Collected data
--- Begin ---

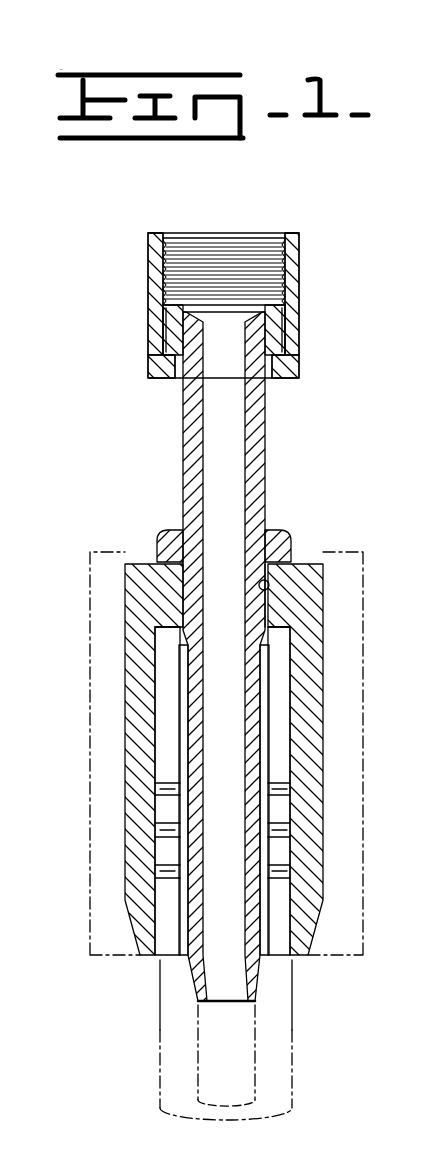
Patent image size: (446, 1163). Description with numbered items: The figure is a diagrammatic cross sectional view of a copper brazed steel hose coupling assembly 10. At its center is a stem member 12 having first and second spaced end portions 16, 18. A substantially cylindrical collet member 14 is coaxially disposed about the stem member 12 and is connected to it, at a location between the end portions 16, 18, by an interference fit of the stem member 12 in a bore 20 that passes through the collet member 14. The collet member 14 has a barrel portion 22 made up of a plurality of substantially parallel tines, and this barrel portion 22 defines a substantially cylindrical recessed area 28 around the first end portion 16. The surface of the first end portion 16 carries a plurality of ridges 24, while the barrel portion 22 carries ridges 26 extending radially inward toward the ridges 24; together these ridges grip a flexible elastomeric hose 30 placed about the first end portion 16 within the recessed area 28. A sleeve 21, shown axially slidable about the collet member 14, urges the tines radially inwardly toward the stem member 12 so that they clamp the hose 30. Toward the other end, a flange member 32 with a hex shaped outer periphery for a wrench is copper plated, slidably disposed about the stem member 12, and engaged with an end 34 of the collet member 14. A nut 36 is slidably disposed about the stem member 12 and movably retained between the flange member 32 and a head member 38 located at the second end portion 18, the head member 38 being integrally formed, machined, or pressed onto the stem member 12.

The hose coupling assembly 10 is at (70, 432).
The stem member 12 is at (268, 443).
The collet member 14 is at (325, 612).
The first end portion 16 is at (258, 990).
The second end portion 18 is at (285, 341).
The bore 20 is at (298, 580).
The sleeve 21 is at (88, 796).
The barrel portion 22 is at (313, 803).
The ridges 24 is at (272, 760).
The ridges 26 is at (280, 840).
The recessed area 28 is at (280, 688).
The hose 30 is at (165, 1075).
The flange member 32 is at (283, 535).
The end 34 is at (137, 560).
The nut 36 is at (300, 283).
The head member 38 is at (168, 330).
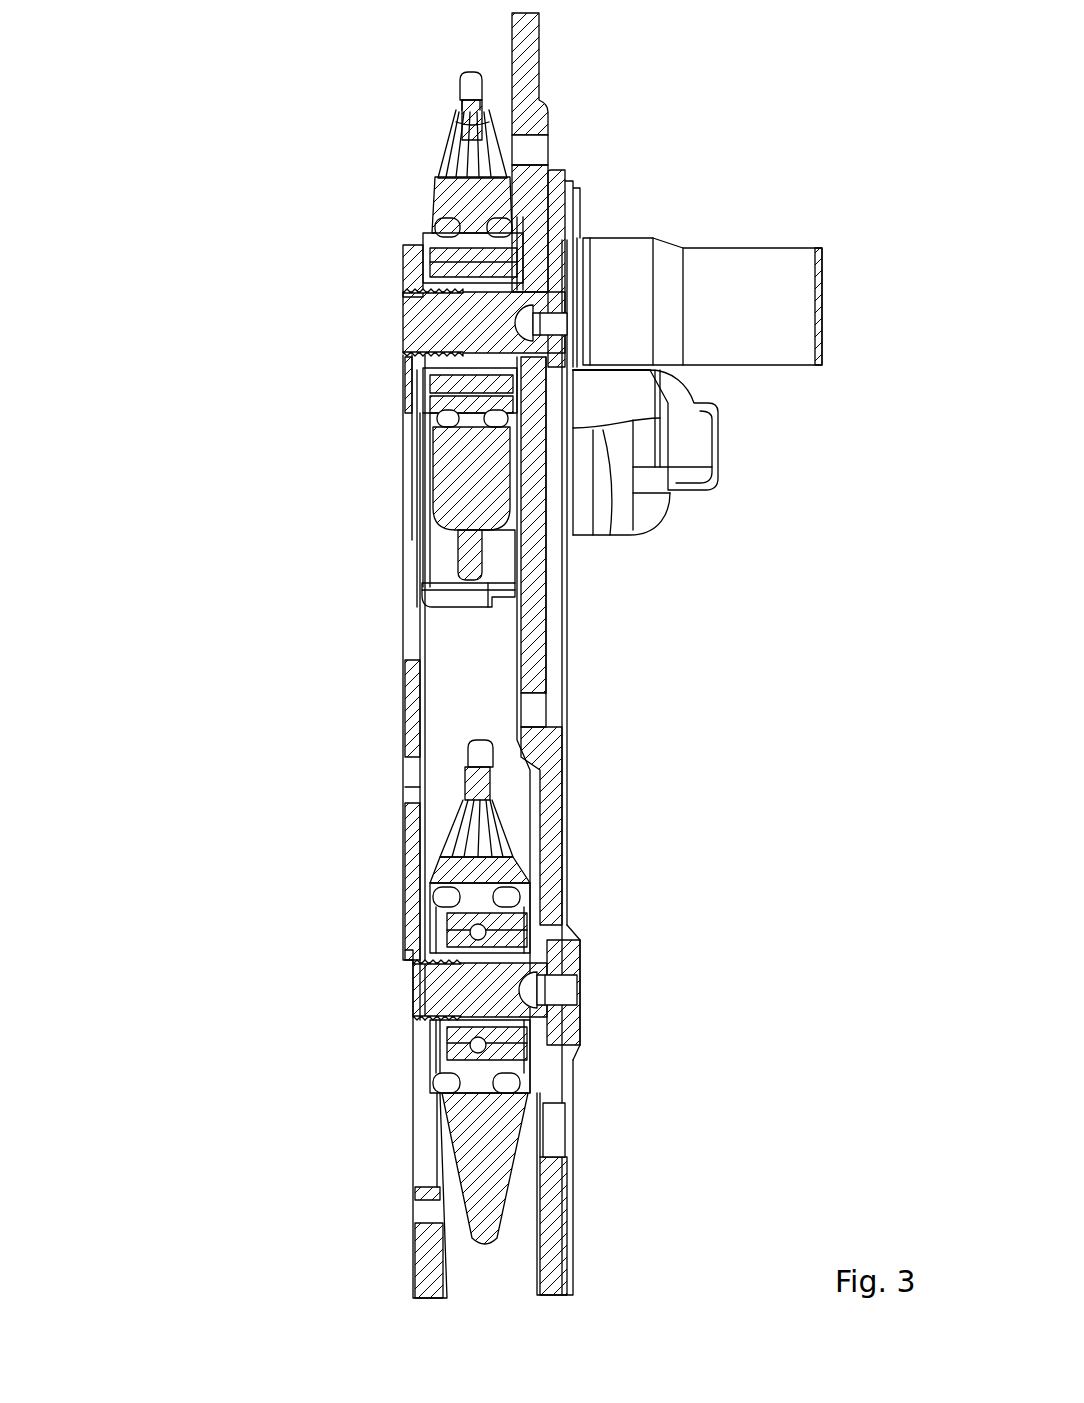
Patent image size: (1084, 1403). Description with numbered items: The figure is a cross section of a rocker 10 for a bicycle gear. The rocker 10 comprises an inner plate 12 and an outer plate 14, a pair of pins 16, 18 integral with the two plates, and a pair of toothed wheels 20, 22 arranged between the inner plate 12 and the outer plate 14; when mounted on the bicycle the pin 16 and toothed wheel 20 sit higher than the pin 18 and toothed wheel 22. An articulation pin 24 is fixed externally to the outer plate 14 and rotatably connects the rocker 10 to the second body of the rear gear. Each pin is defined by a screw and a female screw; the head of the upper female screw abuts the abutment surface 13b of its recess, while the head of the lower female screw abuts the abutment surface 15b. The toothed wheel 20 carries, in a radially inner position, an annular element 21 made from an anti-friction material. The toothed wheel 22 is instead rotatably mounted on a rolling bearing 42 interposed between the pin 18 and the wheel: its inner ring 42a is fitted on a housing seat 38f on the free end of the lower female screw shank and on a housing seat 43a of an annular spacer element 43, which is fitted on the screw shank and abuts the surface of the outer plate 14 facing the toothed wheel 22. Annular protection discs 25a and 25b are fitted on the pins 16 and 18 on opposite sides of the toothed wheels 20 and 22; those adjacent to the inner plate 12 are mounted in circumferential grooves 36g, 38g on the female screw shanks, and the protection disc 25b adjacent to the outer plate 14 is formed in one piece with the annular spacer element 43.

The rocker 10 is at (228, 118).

--- End ---

■ Exercise directions: Retype the listing above line for line, without altering any wording or numbers. Leave out the pictures.

■ Answer:
Patent image size: (446, 1163). Description with numbered items: The figure is a diagrammatic cross sectional view of a copper brazed steel hose coupling assembly 10. At its center is a stem member 12 having first and second spaced end portions 16, 18. A substantially cylindrical collet member 14 is coaxially disposed about the stem member 12 and is connected to it, at a location between the end portions 16, 18, by an interference fit of the stem member 12 in a bore 20 that passes through the collet member 14. The collet member 14 has a barrel portion 22 made up of a plurality of substantially parallel tines, and this barrel portion 22 defines a substantially cylindrical recessed area 28 around the first end portion 16. The surface of the first end portion 16 carries a plurality of ridges 24, while the barrel portion 22 carries ridges 26 extending radially inward toward the ridges 24; together these ridges grip a flexible elastomeric hose 30 placed about the first end portion 16 within the recessed area 28. A sleeve 21, shown axially slidable about the collet member 14, urges the tines radially inwardly toward the stem member 12 so that they clamp the hose 30. Toward the other end, a flange member 32 with a hex shaped outer periphery for a wrench is copper plated, slidably disposed about the stem member 12, and engaged with an end 34 of the collet member 14. A nut 36 is slidably disposed about the stem member 12 and movably retained between the flange member 32 and a head member 38 located at the second end portion 18, the head member 38 being integrally formed, machined, or pressed onto the stem member 12.

The hose coupling assembly 10 is at (70, 432).
The stem member 12 is at (268, 443).
The collet member 14 is at (325, 612).
The first end portion 16 is at (258, 990).
The second end portion 18 is at (285, 341).
The bore 20 is at (298, 580).
The sleeve 21 is at (88, 796).
The barrel portion 22 is at (313, 803).
The ridges 24 is at (272, 760).
The ridges 26 is at (280, 840).
The recessed area 28 is at (280, 688).
The hose 30 is at (165, 1075).
The flange member 32 is at (283, 535).
The end 34 is at (137, 560).
The nut 36 is at (300, 283).
The head member 38 is at (168, 330).
Patent image size: (1084, 1403). Description with numbered items: The figure is a cross section of a rocker 10 for a bicycle gear. The rocker 10 comprises an inner plate 12 and an outer plate 14, a pair of pins 16, 18 integral with the two plates, and a pair of toothed wheels 20, 22 arranged between the inner plate 12 and the outer plate 14; when mounted on the bicycle the pin 16 and toothed wheel 20 sit higher than the pin 18 and toothed wheel 22. An articulation pin 24 is fixed externally to the outer plate 14 and rotatably connects the rocker 10 to the second body of the rear gear. Each pin is defined by a screw and a female screw; the head of the upper female screw abuts the abutment surface 13b of its recess, while the head of the lower female screw abuts the abutment surface 15b. The toothed wheel 20 carries, in a radially inner position, an annular element 21 made from an anti-friction material. The toothed wheel 22 is instead rotatably mounted on a rolling bearing 42 interposed between the pin 18 and the wheel: its inner ring 42a is fitted on a housing seat 38f on the free end of the lower female screw shank and on a housing seat 43a of an annular spacer element 43, which is fitted on the screw shank and abuts the surface of the outer plate 14 facing the toothed wheel 22. Annular protection discs 25a and 25b are fitted on the pins 16 and 18 on opposite sides of the toothed wheels 20 and 22; those adjacent to the inner plate 12 are mounted in circumferential grooves 36g, 38g on the female screw shanks, and the protection disc 25b adjacent to the outer plate 14 is formed in one piece with the annular spacer element 43.

The rocker 10 is at (228, 118).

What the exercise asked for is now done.